> **GOAL OF THE EXERCISE**
Wherever the string "Read" appears in the listing, copy that line.

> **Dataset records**

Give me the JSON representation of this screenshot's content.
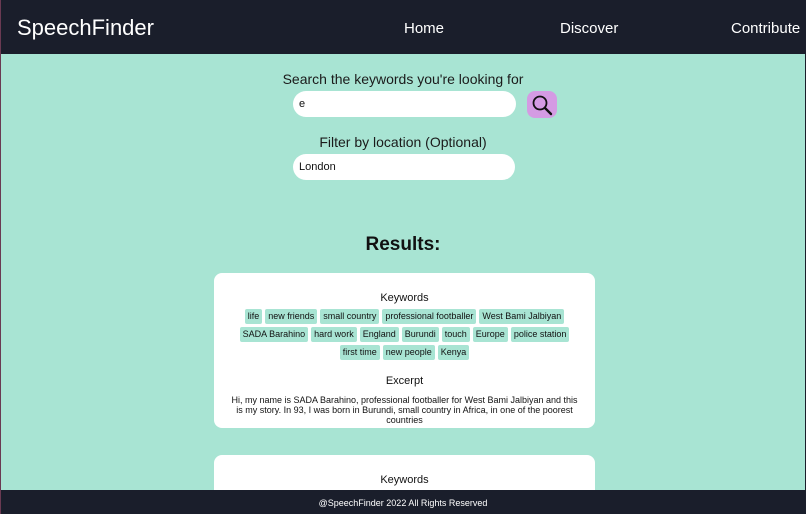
{
  "header": {
    "brand": "SpeechFinder",
    "nav": {
      "home": "Home",
      "discover": "Discover",
      "contribute": "Contribute"
    }
  },
  "search": {
    "label": "Search the keywords you're looking for",
    "value": "e",
    "button_icon": "magnifying-glass-icon"
  },
  "filter": {
    "label": "Filter by location (Optional)",
    "value": "London"
  },
  "results": {
    "title": "Results:",
    "cards": [
      {
        "keywords_heading": "Keywords",
        "keywords": [
          "life",
          "new friends",
          "small country",
          "professional footballer",
          "West Bami Jalbiyan",
          "SADA Barahino",
          "hard work",
          "England",
          "Burundi",
          "touch",
          "Europe",
          "police station",
          "first time",
          "new people",
          "Kenya"
        ],
        "excerpt_heading": "Excerpt",
        "excerpt": "Hi, my name is SADA Barahino, professional footballer for West Bami Jalbiyan and this is my story. In 93, I was born in Burundi, small country in Africa, in one of the poorest countries"
      },
      {
        "keywords_heading": "Keywords"
      }
    ]
  },
  "footer": {
    "text": "@SpeechFinder 2022 All Rights Reserved"
  },
  "colors": {
    "header_bg": "#1a1e2b",
    "page_bg": "#a8e4d3",
    "search_button": "#d49be3",
    "tag_bg": "#a8e4d3"
  }
}
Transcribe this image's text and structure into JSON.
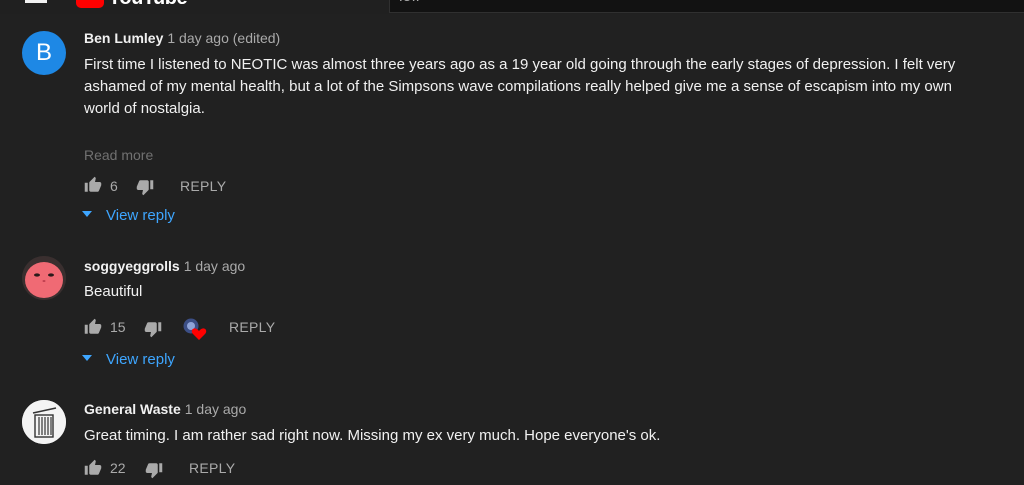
{
  "topbar": {
    "logo_text": "YouTube",
    "search_value": "lofi"
  },
  "comments": [
    {
      "avatar_letter": "B",
      "author": "Ben Lumley",
      "time": "1 day ago (edited)",
      "text": "First time I listened to NEOTIC was almost three years ago as a 19 year old going through the early stages of depression. I felt very ashamed of my mental health, but a lot of the Simpsons wave compilations really helped give me a sense of escapism into my own world of nostalgia.",
      "read_more": "Read more",
      "likes": "6",
      "reply_label": "REPLY",
      "view_reply": "View reply"
    },
    {
      "author": "soggyeggrolls",
      "time": "1 day ago",
      "text": "Beautiful",
      "likes": "15",
      "reply_label": "REPLY",
      "view_reply": "View reply"
    },
    {
      "author": "General Waste",
      "time": "1 day ago",
      "text": "Great timing. I am rather sad right now. Missing my ex very much. Hope everyone's ok.",
      "likes": "22",
      "reply_label": "REPLY"
    }
  ],
  "colors": {
    "background": "#212121",
    "link_blue": "#3ea6ff",
    "avatar_blue": "#1e88e5",
    "heart_red": "#ff0000"
  }
}
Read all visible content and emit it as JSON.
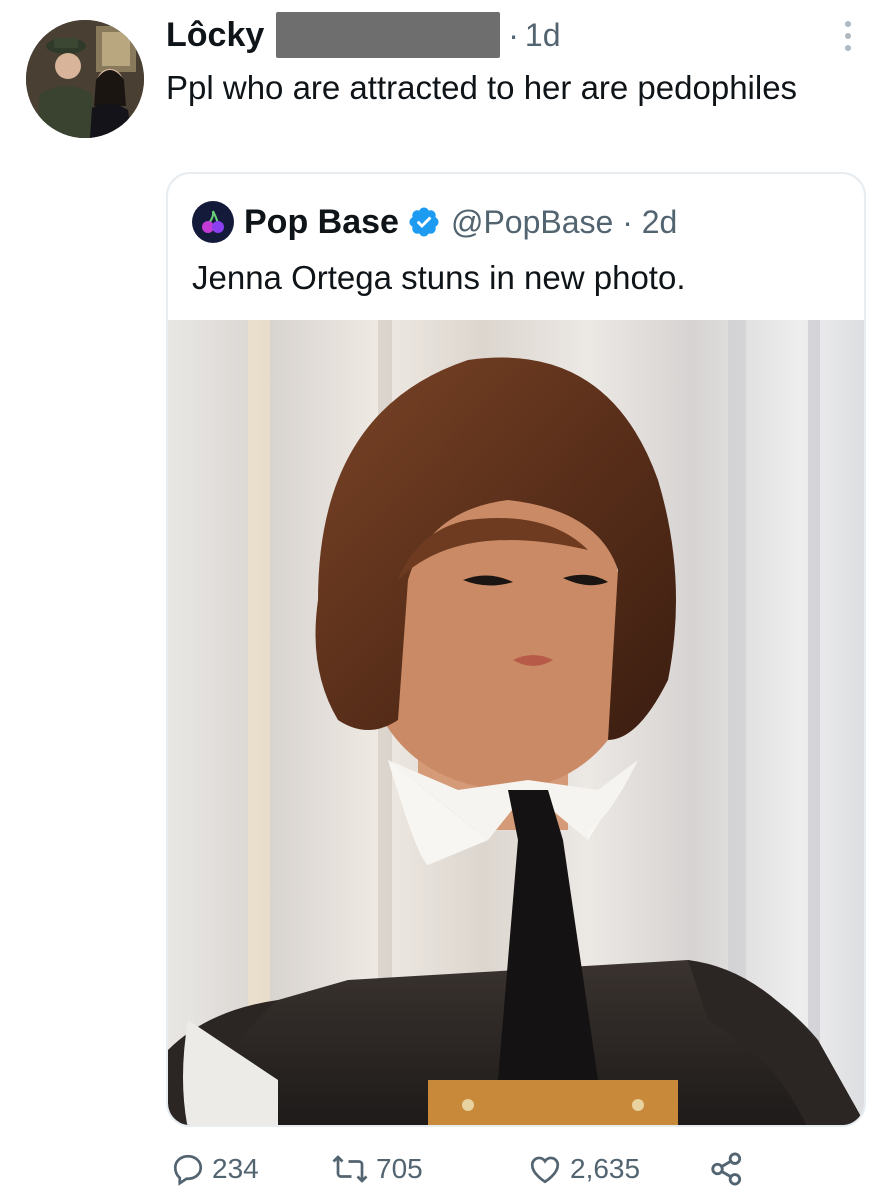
{
  "tweet": {
    "author_name": "Lôcky",
    "separator": "·",
    "timestamp": "1d",
    "text": "Ppl who are attracted to her are pedophiles"
  },
  "quoted_tweet": {
    "author_name": "Pop Base",
    "handle": "@PopBase · 2d",
    "text": "Jenna Ortega stuns in new photo."
  },
  "actions": {
    "replies": "234",
    "retweets": "705",
    "likes": "2,635"
  },
  "icons": {
    "reply": "speech-bubble-icon",
    "retweet": "retweet-arrows-icon",
    "like": "heart-icon",
    "share": "share-nodes-icon",
    "more": "vertical-ellipsis-icon",
    "verified": "verified-badge-icon"
  },
  "colors": {
    "verified_blue": "#1d9bf0",
    "secondary_text": "#536471",
    "primary_text": "#0f1419",
    "card_border": "#e6ecf0"
  }
}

> **SOLUTION BELOW**
      "read_more": "Read more",
Read all visible content and emit it as JSON.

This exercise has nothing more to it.